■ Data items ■
○ ○ ○ ○
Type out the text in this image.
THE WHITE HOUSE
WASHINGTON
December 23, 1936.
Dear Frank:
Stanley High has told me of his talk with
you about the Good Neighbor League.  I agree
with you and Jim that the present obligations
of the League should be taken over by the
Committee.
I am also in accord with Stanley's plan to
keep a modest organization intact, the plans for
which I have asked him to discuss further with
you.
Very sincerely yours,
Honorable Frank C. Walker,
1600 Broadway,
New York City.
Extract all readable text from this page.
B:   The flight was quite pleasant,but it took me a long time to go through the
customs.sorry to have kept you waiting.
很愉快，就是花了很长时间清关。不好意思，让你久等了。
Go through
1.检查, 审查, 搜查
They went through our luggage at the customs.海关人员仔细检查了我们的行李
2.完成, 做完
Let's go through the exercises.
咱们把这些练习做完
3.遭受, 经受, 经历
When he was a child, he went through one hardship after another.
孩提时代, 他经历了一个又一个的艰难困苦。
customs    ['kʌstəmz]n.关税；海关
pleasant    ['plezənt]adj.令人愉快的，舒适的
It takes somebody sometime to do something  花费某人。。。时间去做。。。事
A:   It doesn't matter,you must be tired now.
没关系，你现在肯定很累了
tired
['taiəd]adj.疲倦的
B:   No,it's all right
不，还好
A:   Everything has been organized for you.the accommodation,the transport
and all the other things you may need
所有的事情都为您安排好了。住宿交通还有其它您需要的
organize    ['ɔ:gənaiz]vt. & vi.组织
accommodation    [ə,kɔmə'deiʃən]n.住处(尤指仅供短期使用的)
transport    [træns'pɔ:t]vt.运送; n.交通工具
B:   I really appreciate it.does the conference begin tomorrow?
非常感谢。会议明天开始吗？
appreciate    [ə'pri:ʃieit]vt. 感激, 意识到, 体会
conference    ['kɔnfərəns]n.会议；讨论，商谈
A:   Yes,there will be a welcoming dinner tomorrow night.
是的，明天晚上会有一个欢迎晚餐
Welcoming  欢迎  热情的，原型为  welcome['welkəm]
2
○ ○ ○ ○
■ REQUIRED WORK ■
Every entry above needs to be quoted exactly.

■ FINISHED TASK ■
Type out the text in this image.
THE WHITE HOUSE
WASHINGTON
December 23, 1936.
Dear Frank:
Stanley High has told me of his talk with
you about the Good Neighbor League.  I agree
with you and Jim that the present obligations
of the League should be taken over by the
Committee.
I am also in accord with Stanley's plan to
keep a modest organization intact, the plans for
which I have asked him to discuss further with
you.
Very sincerely yours,
Honorable Frank C. Walker,
1600 Broadway,
New York City.
Extract all readable text from this page.
B:   The flight was quite pleasant,but it took me a long time to go through the
customs.sorry to have kept you waiting.
很愉快，就是花了很长时间清关。不好意思，让你久等了。
Go through
1.检查, 审查, 搜查
They went through our luggage at the customs.海关人员仔细检查了我们的行李
2.完成, 做完
Let's go through the exercises.
咱们把这些练习做完
3.遭受, 经受, 经历
When he was a child, he went through one hardship after another.
孩提时代, 他经历了一个又一个的艰难困苦。
customs    ['kʌstəmz]n.关税；海关
pleasant    ['plezənt]adj.令人愉快的，舒适的
It takes somebody sometime to do something  花费某人。。。时间去做。。。事
A:   It doesn't matter,you must be tired now.
没关系，你现在肯定很累了
tired
['taiəd]adj.疲倦的
B:   No,it's all right
不，还好
A:   Everything has been organized for you.the accommodation,the transport
and all the other things you may need
所有的事情都为您安排好了。住宿交通还有其它您需要的
organize    ['ɔ:gənaiz]vt. & vi.组织
accommodation    [ə,kɔmə'deiʃən]n.住处(尤指仅供短期使用的)
transport    [træns'pɔ:t]vt.运送; n.交通工具
B:   I really appreciate it.does the conference begin tomorrow?
非常感谢。会议明天开始吗？
appreciate    [ə'pri:ʃieit]vt. 感激, 意识到, 体会
conference    ['kɔnfərəns]n.会议；讨论，商谈
A:   Yes,there will be a welcoming dinner tomorrow night.
是的，明天晚上会有一个欢迎晚餐
Welcoming  欢迎  热情的，原型为  welcome['welkəm]
2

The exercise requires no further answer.